> **Aufgabe**
Gib den folgenden Auszug über die Studie zur Muslimfeindlichkeit vollständig und wortgetreu wieder.

Verbindungen zur „legalistisch islamistischen“ Szene

In dem Artikel vom Dienstag heißt es, dass an der Studie im Auftrag des BMI „Verbände beteiligt waren, die Verfassungsschützer als islamistisch einstufen“. Unter anderem sei eine Teilstudie eines Vereins einbezogen worden, der wiederum einer Körperschaft zuzurechnen sei, die ihrerseits vom Bundesamt für Verfassungsschutz als „legalistisch islamistisch“ eingestuft werde. Ein Autor der Teilstudie ist nach Angaben der Zeitung Vize-Generalsekretär der Islamischen Gemeinschaft Milli Görüs (IGMG).

In dem „Bericht des Unabhängigen Expertenkreises Muslimfeindlichkeit“ wird in dem Abschnitt zur „Instrumentalisierung von Muslimfeindlichkeit“ eigens auf das Phänomen hingewiesen. Dort lautet es auf Seite 40 der insgesamt 400 Seiten, dass „insbesondere islamistische Akteur*innen unter umgekehrten Vorzeichen – als vorgebliche Verteidigung des Islams – den Vorwurf der Muslimfeindlichkeit instrumentalisieren können“ und so „zu Co-Konstrukteur*innen eines angeblichen islamisch-westlichen Kultur- und Religionskampfes im globalen Maßstab“ würden.

> **Extrahierte Daten**

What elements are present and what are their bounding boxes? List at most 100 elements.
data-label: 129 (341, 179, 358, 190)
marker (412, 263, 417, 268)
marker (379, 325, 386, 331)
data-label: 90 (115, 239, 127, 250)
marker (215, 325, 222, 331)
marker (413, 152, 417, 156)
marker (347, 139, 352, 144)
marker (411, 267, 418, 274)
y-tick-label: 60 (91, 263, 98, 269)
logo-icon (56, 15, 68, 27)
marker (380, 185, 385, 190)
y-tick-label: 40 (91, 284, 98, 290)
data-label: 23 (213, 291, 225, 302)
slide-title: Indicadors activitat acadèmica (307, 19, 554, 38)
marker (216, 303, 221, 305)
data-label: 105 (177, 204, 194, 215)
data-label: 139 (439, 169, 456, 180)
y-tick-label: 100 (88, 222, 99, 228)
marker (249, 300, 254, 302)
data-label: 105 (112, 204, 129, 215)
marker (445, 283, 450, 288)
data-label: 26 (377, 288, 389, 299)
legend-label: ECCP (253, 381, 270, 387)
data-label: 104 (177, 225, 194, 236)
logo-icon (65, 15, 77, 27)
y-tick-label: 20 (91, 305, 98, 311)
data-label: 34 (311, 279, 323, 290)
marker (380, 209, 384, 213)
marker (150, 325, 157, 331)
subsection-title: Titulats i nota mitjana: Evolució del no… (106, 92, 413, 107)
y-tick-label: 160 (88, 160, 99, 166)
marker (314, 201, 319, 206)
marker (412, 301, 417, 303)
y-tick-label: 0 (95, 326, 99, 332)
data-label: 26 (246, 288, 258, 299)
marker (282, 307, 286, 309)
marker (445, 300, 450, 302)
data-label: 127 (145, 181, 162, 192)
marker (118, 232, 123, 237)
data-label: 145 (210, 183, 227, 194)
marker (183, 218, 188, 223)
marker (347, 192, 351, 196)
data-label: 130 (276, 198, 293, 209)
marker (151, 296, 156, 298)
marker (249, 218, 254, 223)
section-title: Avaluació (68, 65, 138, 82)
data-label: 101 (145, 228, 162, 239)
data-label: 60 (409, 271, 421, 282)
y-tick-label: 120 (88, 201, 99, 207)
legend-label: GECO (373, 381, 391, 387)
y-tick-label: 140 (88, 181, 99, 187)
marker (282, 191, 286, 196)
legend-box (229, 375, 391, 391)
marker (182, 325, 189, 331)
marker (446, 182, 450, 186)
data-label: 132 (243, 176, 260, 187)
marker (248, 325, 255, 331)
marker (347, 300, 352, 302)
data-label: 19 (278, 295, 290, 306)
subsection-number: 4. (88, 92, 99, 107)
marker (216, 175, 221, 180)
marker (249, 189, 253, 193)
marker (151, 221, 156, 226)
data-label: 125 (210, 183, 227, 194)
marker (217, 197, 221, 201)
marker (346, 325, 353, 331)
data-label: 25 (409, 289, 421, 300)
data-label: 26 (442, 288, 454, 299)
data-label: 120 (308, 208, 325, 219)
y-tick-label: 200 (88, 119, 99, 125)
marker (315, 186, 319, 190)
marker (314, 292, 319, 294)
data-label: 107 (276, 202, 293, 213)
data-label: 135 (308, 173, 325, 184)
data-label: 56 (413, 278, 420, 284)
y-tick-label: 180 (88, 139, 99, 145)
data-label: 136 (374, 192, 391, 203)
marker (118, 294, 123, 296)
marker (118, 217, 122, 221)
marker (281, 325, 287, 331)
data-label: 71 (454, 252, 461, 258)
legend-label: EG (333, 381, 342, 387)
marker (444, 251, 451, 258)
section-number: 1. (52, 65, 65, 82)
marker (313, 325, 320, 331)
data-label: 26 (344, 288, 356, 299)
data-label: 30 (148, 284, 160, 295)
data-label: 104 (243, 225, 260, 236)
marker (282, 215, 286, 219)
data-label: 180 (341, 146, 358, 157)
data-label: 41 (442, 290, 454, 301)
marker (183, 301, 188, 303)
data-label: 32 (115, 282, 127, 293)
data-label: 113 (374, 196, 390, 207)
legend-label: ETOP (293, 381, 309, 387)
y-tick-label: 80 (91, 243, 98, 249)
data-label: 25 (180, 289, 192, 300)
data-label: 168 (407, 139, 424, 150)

> **Richtige Antwort**
Verbindungen zur „legalistisch islamistischen“ Szene

In dem Artikel vom Dienstag heißt es, dass an der Studie im Auftrag des BMI „Verbände beteiligt waren, die Verfassungsschützer als islamistisch einstufen“. Unter anderem sei eine Teilstudie eines Vereins einbezogen worden, der wiederum einer Körperschaft zuzurechnen sei, die ihrerseits vom Bundesamt für Verfassungsschutz als „legalistisch islamistisch“ eingestuft werde. Ein Autor der Teilstudie ist nach Angaben der Zeitung Vize-Generalsekretär der Islamischen Gemeinschaft Milli Görüs (IGMG).

In dem „Bericht des Unabhängigen Expertenkreises Muslimfeindlichkeit“ wird in dem Abschnitt zur „Instrumentalisierung von Muslimfeindlichkeit“ eigens auf das Phänomen hingewiesen. Dort lautet es auf Seite 40 der insgesamt 400 Seiten, dass „insbesondere islamistische Akteur*innen unter umgekehrten Vorzeichen – als vorgebliche Verteidigung des Islams – den Vorwurf der Muslimfeindlichkeit instrumentalisieren können“ und so „zu Co-Konstrukteur*innen eines angeblichen islamisch-westlichen Kultur- und Religionskampfes im globalen Maßstab“ würden.